--- Material shown ---

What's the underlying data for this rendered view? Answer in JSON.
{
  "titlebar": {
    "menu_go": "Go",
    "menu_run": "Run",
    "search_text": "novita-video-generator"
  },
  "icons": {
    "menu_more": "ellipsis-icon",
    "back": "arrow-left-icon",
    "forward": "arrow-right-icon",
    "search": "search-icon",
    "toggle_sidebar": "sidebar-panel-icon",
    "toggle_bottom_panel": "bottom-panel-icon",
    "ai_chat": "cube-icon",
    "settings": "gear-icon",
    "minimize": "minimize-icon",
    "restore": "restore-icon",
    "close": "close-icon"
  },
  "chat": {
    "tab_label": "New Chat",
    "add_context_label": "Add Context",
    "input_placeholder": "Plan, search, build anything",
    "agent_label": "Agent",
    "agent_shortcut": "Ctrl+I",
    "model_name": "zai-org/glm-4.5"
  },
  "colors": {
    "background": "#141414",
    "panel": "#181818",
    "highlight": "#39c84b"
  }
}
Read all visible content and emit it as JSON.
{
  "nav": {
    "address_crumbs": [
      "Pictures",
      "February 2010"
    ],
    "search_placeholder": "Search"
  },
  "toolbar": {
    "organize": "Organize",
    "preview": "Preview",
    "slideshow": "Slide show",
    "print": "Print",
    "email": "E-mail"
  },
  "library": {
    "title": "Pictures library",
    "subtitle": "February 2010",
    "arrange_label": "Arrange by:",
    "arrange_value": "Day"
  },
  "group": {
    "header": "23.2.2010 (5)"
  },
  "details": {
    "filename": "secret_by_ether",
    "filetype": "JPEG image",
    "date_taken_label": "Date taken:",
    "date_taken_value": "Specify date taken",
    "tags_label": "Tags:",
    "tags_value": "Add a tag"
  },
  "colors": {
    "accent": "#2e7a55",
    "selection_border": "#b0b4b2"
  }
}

---

Exercise task ▸ Which lines hold the string "February"? Copy all of them from the data above.

Final answer ▸
      "February 2010"
    "subtitle": "February 2010",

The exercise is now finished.